Which lines in the material below contain the word "text"? Copy each of them.

Dataset rows —
·····
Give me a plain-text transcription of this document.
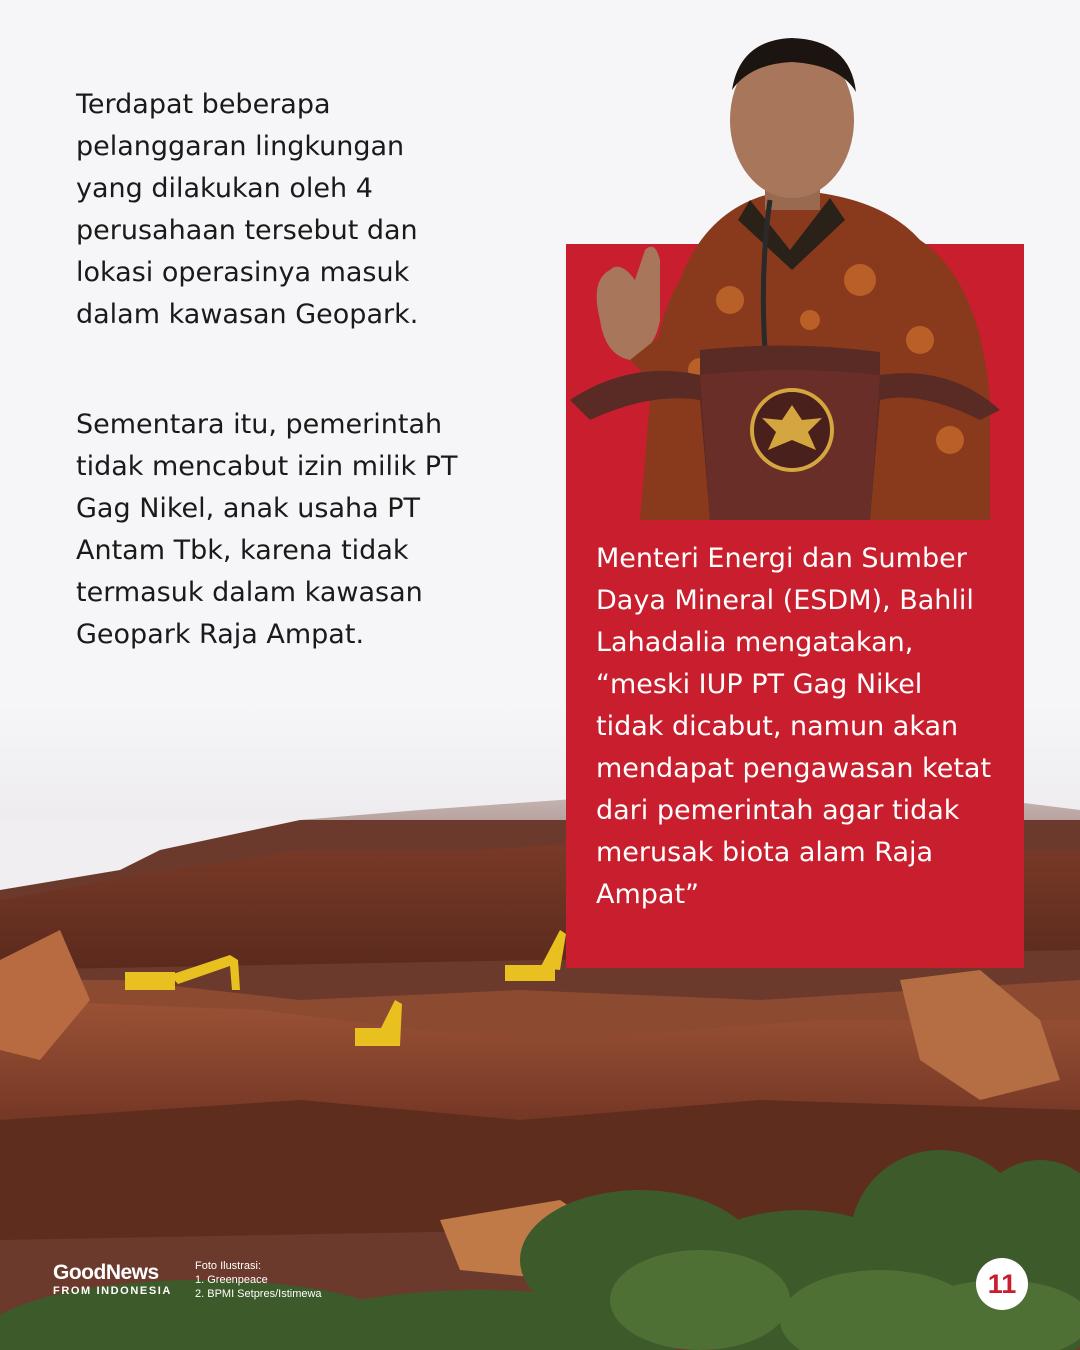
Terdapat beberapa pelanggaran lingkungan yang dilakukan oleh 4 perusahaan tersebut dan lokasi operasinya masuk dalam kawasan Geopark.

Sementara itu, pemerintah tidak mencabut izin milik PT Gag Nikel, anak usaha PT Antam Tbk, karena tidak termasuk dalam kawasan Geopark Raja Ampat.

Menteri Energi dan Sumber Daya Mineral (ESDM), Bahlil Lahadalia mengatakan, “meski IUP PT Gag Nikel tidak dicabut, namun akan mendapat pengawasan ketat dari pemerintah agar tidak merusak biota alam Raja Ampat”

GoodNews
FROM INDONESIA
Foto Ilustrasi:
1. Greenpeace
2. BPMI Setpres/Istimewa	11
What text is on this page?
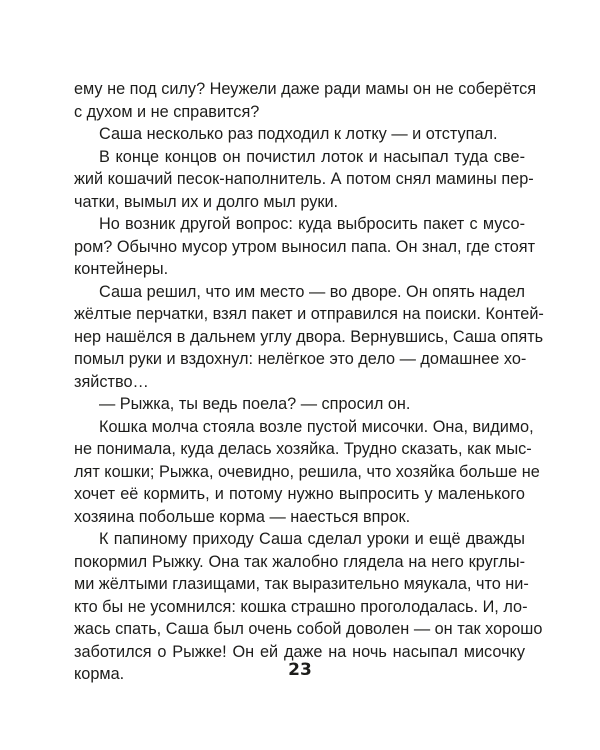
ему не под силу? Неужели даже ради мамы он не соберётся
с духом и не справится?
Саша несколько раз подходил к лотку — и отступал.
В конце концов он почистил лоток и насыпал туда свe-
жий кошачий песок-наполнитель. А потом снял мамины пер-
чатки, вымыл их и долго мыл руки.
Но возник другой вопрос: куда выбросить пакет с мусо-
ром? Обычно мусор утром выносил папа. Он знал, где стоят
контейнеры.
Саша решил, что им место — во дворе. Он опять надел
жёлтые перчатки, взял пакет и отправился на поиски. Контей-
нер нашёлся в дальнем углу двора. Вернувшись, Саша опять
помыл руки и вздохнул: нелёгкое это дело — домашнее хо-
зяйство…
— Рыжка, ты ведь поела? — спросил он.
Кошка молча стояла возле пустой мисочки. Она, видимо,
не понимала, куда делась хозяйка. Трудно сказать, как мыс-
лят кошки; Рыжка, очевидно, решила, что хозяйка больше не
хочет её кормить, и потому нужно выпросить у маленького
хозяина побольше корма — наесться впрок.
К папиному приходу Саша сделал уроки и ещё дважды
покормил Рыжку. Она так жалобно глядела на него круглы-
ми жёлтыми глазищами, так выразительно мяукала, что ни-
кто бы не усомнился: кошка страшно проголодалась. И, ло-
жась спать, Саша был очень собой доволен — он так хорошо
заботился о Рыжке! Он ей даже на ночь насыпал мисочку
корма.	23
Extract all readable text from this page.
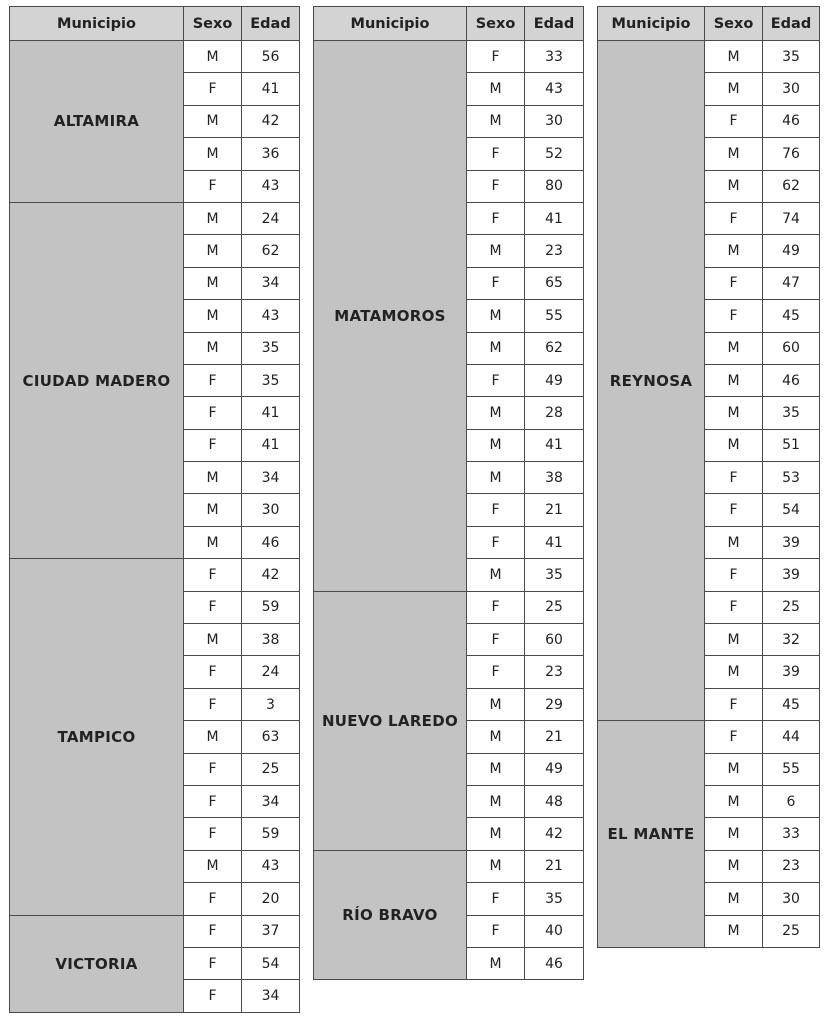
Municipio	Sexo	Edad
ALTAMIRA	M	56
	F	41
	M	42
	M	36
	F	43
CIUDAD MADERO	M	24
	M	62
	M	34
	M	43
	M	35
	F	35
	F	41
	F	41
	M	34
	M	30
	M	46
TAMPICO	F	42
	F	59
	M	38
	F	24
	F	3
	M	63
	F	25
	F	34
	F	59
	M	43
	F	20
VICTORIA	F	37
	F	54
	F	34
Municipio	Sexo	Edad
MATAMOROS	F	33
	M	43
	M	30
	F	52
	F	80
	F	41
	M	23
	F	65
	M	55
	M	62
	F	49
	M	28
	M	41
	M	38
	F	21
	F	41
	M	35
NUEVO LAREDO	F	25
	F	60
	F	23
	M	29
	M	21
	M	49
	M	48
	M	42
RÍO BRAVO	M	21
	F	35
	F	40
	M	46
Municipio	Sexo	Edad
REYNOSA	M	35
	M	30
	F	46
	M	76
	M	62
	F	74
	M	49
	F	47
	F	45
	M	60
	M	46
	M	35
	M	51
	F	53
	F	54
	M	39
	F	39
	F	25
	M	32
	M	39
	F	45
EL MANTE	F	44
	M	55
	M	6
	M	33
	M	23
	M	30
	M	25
·····
Exercise response —
Give me a plain-text transcription of this document.
What text is on this page?
Extract all readable text from this page.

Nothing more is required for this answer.